- _THE PROBLEM_
Could you reproduce the lines below verbatim, leaving the picture out of your answer?

- _ENTRIES_
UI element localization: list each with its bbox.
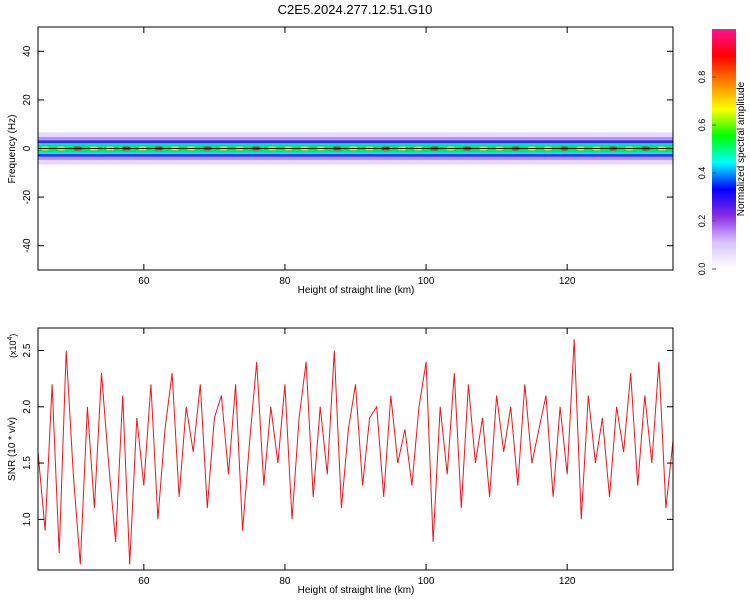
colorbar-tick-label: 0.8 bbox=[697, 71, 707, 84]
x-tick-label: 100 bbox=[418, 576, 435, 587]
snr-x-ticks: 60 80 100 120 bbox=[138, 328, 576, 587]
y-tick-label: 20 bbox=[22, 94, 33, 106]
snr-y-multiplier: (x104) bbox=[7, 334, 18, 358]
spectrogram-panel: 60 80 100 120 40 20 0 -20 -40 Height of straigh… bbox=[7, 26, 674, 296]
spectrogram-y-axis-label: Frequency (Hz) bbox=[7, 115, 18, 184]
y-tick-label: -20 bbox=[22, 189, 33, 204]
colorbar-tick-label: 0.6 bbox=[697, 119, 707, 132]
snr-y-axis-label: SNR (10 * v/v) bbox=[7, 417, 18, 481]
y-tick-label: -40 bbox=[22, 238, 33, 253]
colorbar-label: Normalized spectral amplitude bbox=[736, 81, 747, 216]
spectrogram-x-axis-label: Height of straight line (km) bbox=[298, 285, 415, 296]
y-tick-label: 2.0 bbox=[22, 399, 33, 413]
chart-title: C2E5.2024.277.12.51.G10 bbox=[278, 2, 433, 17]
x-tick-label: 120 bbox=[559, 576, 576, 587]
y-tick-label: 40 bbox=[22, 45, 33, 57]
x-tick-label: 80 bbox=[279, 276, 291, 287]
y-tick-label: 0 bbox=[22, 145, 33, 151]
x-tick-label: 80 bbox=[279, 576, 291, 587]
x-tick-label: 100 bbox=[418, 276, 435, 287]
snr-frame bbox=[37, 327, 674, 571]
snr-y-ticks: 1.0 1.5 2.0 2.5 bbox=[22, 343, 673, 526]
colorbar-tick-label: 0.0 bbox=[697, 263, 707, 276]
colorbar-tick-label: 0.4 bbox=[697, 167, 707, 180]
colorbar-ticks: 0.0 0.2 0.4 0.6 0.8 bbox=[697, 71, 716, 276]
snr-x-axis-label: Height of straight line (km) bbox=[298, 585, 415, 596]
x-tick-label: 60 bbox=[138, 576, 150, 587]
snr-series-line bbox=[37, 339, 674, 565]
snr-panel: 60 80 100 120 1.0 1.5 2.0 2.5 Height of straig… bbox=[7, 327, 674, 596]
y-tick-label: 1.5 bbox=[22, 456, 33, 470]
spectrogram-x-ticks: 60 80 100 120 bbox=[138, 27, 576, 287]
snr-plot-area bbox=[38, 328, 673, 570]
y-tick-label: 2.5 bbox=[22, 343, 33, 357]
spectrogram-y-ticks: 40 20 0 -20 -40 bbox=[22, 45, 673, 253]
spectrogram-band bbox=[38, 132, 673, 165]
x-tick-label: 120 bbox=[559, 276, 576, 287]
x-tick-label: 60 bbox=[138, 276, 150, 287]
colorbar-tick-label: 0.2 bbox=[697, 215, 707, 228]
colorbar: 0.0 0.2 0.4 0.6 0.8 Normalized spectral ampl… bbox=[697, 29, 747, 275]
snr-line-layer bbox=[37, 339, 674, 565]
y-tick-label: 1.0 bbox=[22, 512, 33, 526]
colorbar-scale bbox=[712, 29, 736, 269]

- _CORRECT RESPONSE_
UI element localization: list each with its bbox.
colorbar-tick-label: 0.8 bbox=[697, 71, 707, 84]
x-tick-label: 100 bbox=[418, 576, 435, 587]
snr-x-ticks: 60 80 100 120 bbox=[138, 328, 576, 587]
y-tick-label: 20 bbox=[22, 94, 33, 106]
snr-y-multiplier: (x104) bbox=[7, 334, 18, 358]
spectrogram-panel: 60 80 100 120 40 20 0 -20 -40 Height of straigh… bbox=[7, 26, 674, 296]
spectrogram-y-axis-label: Frequency (Hz) bbox=[7, 115, 18, 184]
y-tick-label: -20 bbox=[22, 189, 33, 204]
colorbar-tick-label: 0.6 bbox=[697, 119, 707, 132]
snr-y-axis-label: SNR (10 * v/v) bbox=[7, 417, 18, 481]
y-tick-label: -40 bbox=[22, 238, 33, 253]
colorbar-label: Normalized spectral amplitude bbox=[736, 81, 747, 216]
spectrogram-x-axis-label: Height of straight line (km) bbox=[298, 285, 415, 296]
y-tick-label: 2.0 bbox=[22, 399, 33, 413]
chart-title: C2E5.2024.277.12.51.G10 bbox=[278, 2, 433, 17]
x-tick-label: 120 bbox=[559, 576, 576, 587]
y-tick-label: 40 bbox=[22, 45, 33, 57]
x-tick-label: 80 bbox=[279, 276, 291, 287]
y-tick-label: 0 bbox=[22, 145, 33, 151]
x-tick-label: 80 bbox=[279, 576, 291, 587]
x-tick-label: 100 bbox=[418, 276, 435, 287]
snr-frame bbox=[37, 327, 674, 571]
snr-y-ticks: 1.0 1.5 2.0 2.5 bbox=[22, 343, 673, 526]
colorbar-tick-label: 0.0 bbox=[697, 263, 707, 276]
colorbar-tick-label: 0.4 bbox=[697, 167, 707, 180]
colorbar-ticks: 0.0 0.2 0.4 0.6 0.8 bbox=[697, 71, 716, 276]
snr-x-axis-label: Height of straight line (km) bbox=[298, 585, 415, 596]
x-tick-label: 60 bbox=[138, 576, 150, 587]
snr-series-line bbox=[37, 339, 674, 565]
snr-panel: 60 80 100 120 1.0 1.5 2.0 2.5 Height of straig… bbox=[7, 327, 674, 596]
y-tick-label: 1.5 bbox=[22, 456, 33, 470]
spectrogram-x-ticks: 60 80 100 120 bbox=[138, 27, 576, 287]
snr-plot-area bbox=[38, 328, 673, 570]
y-tick-label: 2.5 bbox=[22, 343, 33, 357]
spectrogram-y-ticks: 40 20 0 -20 -40 bbox=[22, 45, 673, 253]
spectrogram-band bbox=[38, 132, 673, 165]
x-tick-label: 120 bbox=[559, 276, 576, 287]
x-tick-label: 60 bbox=[138, 276, 150, 287]
colorbar-tick-label: 0.2 bbox=[697, 215, 707, 228]
colorbar: 0.0 0.2 0.4 0.6 0.8 Normalized spectral ampl… bbox=[697, 29, 747, 275]
snr-line-layer bbox=[37, 339, 674, 565]
y-tick-label: 1.0 bbox=[22, 512, 33, 526]
colorbar-scale bbox=[712, 29, 736, 269]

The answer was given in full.